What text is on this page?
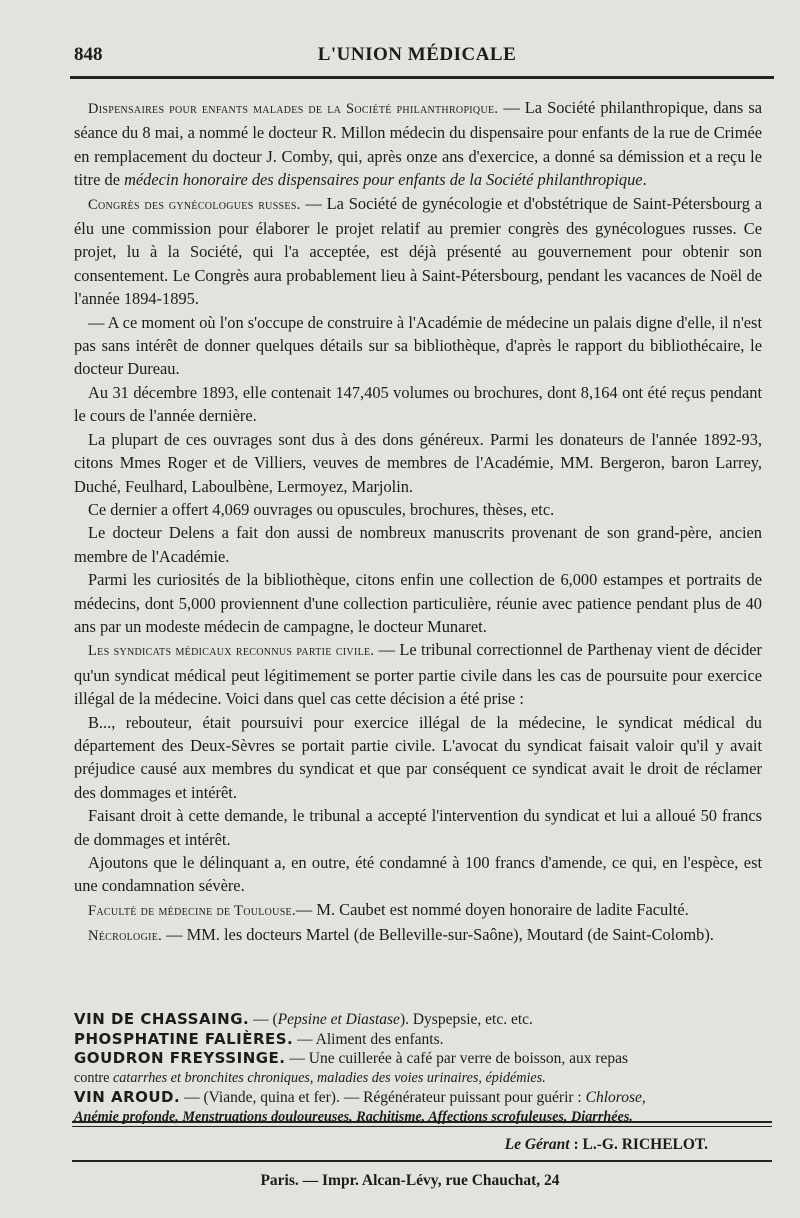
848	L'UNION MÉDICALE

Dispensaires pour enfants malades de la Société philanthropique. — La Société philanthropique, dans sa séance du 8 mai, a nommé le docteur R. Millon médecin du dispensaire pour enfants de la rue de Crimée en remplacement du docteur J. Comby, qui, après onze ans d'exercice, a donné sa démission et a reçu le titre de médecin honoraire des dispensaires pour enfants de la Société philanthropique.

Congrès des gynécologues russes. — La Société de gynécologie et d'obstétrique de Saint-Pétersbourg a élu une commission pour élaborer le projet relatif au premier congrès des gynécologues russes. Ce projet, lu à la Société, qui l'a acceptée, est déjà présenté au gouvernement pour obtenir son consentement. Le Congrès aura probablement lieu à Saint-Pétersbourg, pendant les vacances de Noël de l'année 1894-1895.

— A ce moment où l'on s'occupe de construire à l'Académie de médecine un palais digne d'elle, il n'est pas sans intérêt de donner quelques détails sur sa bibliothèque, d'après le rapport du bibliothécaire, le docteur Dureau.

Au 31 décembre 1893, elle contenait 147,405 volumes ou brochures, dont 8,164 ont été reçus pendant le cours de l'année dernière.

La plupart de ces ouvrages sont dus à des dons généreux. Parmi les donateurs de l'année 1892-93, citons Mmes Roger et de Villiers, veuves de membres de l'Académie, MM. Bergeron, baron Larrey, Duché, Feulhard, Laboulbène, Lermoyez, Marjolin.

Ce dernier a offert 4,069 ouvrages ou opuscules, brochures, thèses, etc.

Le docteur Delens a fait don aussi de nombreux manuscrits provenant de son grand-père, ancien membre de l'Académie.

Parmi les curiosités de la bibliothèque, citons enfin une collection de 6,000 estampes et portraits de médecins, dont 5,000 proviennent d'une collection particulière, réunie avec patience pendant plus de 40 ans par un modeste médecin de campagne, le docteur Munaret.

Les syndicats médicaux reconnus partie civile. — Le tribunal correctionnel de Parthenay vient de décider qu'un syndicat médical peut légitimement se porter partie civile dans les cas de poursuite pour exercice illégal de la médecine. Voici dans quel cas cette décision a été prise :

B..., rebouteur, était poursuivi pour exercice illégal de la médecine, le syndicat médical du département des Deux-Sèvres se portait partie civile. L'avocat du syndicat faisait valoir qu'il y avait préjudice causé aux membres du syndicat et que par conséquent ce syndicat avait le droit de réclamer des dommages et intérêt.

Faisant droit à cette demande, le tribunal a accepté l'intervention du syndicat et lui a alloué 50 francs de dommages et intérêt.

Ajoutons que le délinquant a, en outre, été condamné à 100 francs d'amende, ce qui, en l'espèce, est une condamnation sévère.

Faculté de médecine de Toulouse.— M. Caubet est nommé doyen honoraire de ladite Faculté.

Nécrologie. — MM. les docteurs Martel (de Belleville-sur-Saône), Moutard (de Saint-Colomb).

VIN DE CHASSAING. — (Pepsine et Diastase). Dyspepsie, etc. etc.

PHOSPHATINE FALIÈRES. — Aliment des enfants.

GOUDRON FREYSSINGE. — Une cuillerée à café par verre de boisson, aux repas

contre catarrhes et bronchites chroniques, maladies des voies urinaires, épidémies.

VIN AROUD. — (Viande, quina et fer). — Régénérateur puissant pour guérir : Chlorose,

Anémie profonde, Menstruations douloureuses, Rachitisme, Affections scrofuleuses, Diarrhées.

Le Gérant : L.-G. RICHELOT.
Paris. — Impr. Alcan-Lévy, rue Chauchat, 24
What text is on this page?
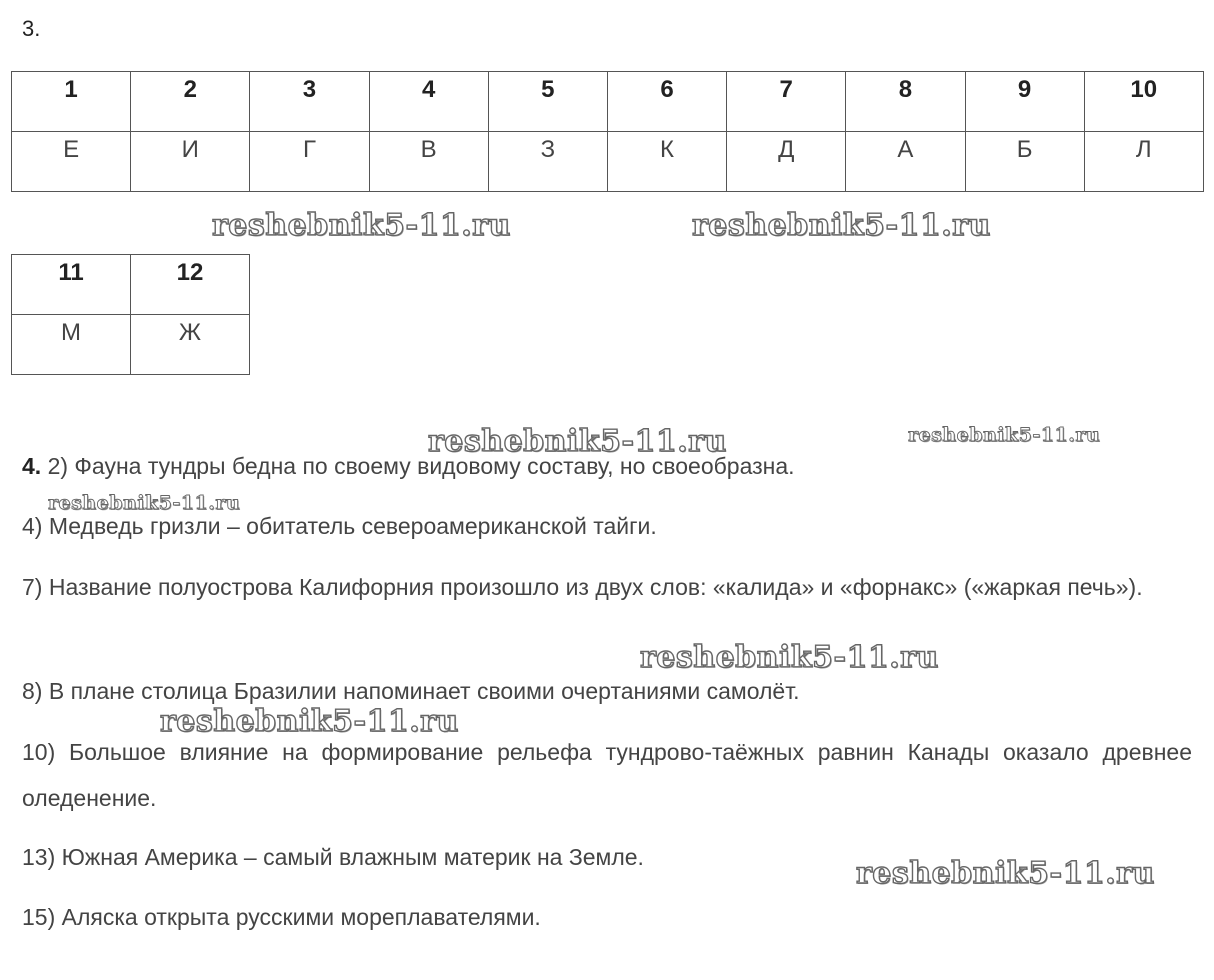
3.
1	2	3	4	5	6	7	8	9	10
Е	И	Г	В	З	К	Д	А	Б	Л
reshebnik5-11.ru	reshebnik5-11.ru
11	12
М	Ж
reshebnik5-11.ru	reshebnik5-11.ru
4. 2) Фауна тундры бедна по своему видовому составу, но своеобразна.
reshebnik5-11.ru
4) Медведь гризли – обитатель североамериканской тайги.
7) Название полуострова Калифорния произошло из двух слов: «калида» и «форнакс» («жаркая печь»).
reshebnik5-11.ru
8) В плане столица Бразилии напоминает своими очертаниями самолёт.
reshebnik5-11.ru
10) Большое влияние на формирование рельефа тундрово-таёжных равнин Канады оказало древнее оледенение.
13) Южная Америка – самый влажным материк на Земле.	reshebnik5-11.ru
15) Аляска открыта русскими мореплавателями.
- - - - - - -
Quote each record exactly as it stands, minus the pictures.

_Final result_
What text is on this page?
848	L'UNION MÉDICALE

Dispensaires pour enfants malades de la Société philanthropique. — La Société philanthropique, dans sa séance du 8 mai, a nommé le docteur R. Millon médecin du dispensaire pour enfants de la rue de Crimée en remplacement du docteur J. Comby, qui, après onze ans d'exercice, a donné sa démission et a reçu le titre de médecin honoraire des dispensaires pour enfants de la Société philanthropique.

Congrès des gynécologues russes. — La Société de gynécologie et d'obstétrique de Saint-Pétersbourg a élu une commission pour élaborer le projet relatif au premier congrès des gynécologues russes. Ce projet, lu à la Société, qui l'a acceptée, est déjà présenté au gouvernement pour obtenir son consentement. Le Congrès aura probablement lieu à Saint-Pétersbourg, pendant les vacances de Noël de l'année 1894-1895.

— A ce moment où l'on s'occupe de construire à l'Académie de médecine un palais digne d'elle, il n'est pas sans intérêt de donner quelques détails sur sa bibliothèque, d'après le rapport du bibliothécaire, le docteur Dureau.

Au 31 décembre 1893, elle contenait 147,405 volumes ou brochures, dont 8,164 ont été reçus pendant le cours de l'année dernière.

La plupart de ces ouvrages sont dus à des dons généreux. Parmi les donateurs de l'année 1892-93, citons Mmes Roger et de Villiers, veuves de membres de l'Académie, MM. Bergeron, baron Larrey, Duché, Feulhard, Laboulbène, Lermoyez, Marjolin.

Ce dernier a offert 4,069 ouvrages ou opuscules, brochures, thèses, etc.

Le docteur Delens a fait don aussi de nombreux manuscrits provenant de son grand-père, ancien membre de l'Académie.

Parmi les curiosités de la bibliothèque, citons enfin une collection de 6,000 estampes et portraits de médecins, dont 5,000 proviennent d'une collection particulière, réunie avec patience pendant plus de 40 ans par un modeste médecin de campagne, le docteur Munaret.

Les syndicats médicaux reconnus partie civile. — Le tribunal correctionnel de Parthenay vient de décider qu'un syndicat médical peut légitimement se porter partie civile dans les cas de poursuite pour exercice illégal de la médecine. Voici dans quel cas cette décision a été prise :

B..., rebouteur, était poursuivi pour exercice illégal de la médecine, le syndicat médical du département des Deux-Sèvres se portait partie civile. L'avocat du syndicat faisait valoir qu'il y avait préjudice causé aux membres du syndicat et que par conséquent ce syndicat avait le droit de réclamer des dommages et intérêt.

Faisant droit à cette demande, le tribunal a accepté l'intervention du syndicat et lui a alloué 50 francs de dommages et intérêt.

Ajoutons que le délinquant a, en outre, été condamné à 100 francs d'amende, ce qui, en l'espèce, est une condamnation sévère.

Faculté de médecine de Toulouse.— M. Caubet est nommé doyen honoraire de ladite Faculté.

Nécrologie. — MM. les docteurs Martel (de Belleville-sur-Saône), Moutard (de Saint-Colomb).

VIN DE CHASSAING. — (Pepsine et Diastase). Dyspepsie, etc. etc.

PHOSPHATINE FALIÈRES. — Aliment des enfants.

GOUDRON FREYSSINGE. — Une cuillerée à café par verre de boisson, aux repas

contre catarrhes et bronchites chroniques, maladies des voies urinaires, épidémies.

VIN AROUD. — (Viande, quina et fer). — Régénérateur puissant pour guérir : Chlorose,

Anémie profonde, Menstruations douloureuses, Rachitisme, Affections scrofuleuses, Diarrhées.

Le Gérant : L.-G. RICHELOT.
Paris. — Impr. Alcan-Lévy, rue Chauchat, 24
What text is on this page?
3.
1	2	3	4	5	6	7	8	9	10
Е	И	Г	В	З	К	Д	А	Б	Л
reshebnik5-11.ru	reshebnik5-11.ru
11	12
М	Ж
reshebnik5-11.ru	reshebnik5-11.ru
4. 2) Фауна тундры бедна по своему видовому составу, но своеобразна.
reshebnik5-11.ru
4) Медведь гризли – обитатель североамериканской тайги.
7) Название полуострова Калифорния произошло из двух слов: «калида» и «форнакс» («жаркая печь»).
reshebnik5-11.ru
8) В плане столица Бразилии напоминает своими очертаниями самолёт.
reshebnik5-11.ru
10) Большое влияние на формирование рельефа тундрово-таёжных равнин Канады оказало древнее оледенение.
13) Южная Америка – самый влажным материк на Земле.	reshebnik5-11.ru
15) Аляска открыта русскими мореплавателями.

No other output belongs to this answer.